Exercise brief: If a record contains a picture, drop the picture and copy everything else exactly.

Data in this exercise:

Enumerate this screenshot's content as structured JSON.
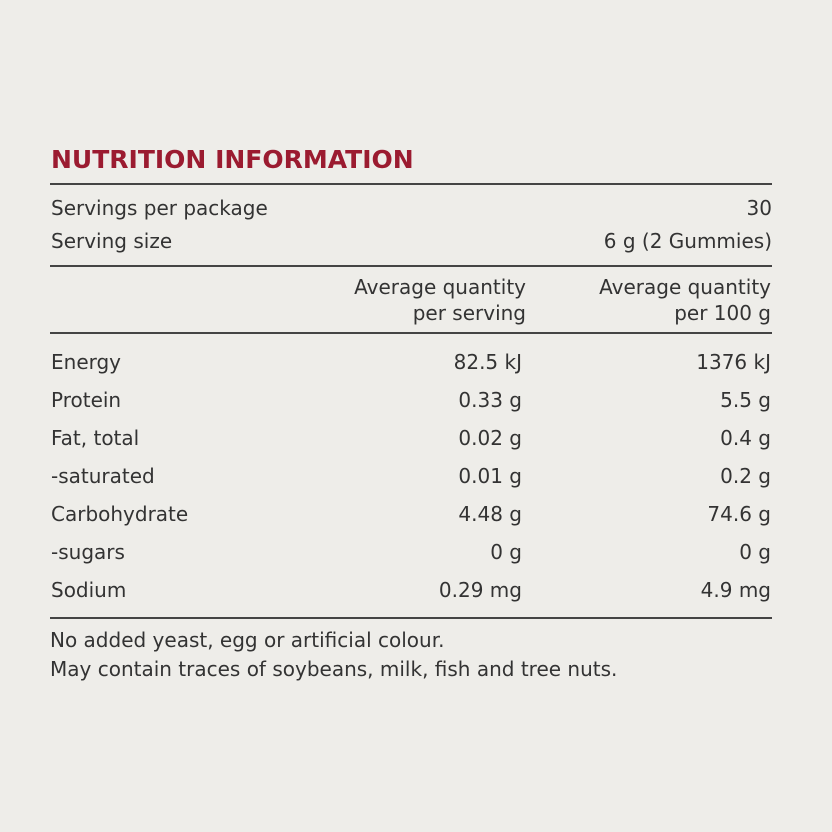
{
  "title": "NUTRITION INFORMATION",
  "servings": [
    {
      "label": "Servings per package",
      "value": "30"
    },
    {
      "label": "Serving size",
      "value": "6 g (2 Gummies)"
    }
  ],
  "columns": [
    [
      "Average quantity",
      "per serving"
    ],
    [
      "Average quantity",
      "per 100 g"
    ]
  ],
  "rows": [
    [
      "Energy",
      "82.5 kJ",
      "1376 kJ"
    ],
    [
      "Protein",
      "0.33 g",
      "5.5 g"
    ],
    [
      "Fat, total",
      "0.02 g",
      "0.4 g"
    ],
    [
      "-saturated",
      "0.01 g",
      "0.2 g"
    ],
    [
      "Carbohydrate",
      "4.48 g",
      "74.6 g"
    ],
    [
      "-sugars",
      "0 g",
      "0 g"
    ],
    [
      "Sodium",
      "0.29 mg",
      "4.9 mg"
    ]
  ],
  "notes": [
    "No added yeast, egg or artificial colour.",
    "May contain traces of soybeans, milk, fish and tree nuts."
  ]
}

Output below:
Enumerate this screenshot's content as structured JSON.
{
  "title": "NUTRITION INFORMATION",
  "servings": [
    {
      "label": "Servings per package",
      "value": "30"
    },
    {
      "label": "Serving size",
      "value": "6 g (2 Gummies)"
    }
  ],
  "columns": [
    [
      "Average quantity",
      "per serving"
    ],
    [
      "Average quantity",
      "per 100 g"
    ]
  ],
  "rows": [
    [
      "Energy",
      "82.5 kJ",
      "1376 kJ"
    ],
    [
      "Protein",
      "0.33 g",
      "5.5 g"
    ],
    [
      "Fat, total",
      "0.02 g",
      "0.4 g"
    ],
    [
      "-saturated",
      "0.01 g",
      "0.2 g"
    ],
    [
      "Carbohydrate",
      "4.48 g",
      "74.6 g"
    ],
    [
      "-sugars",
      "0 g",
      "0 g"
    ],
    [
      "Sodium",
      "0.29 mg",
      "4.9 mg"
    ]
  ],
  "notes": [
    "No added yeast, egg or artificial colour.",
    "May contain traces of soybeans, milk, fish and tree nuts."
  ]
}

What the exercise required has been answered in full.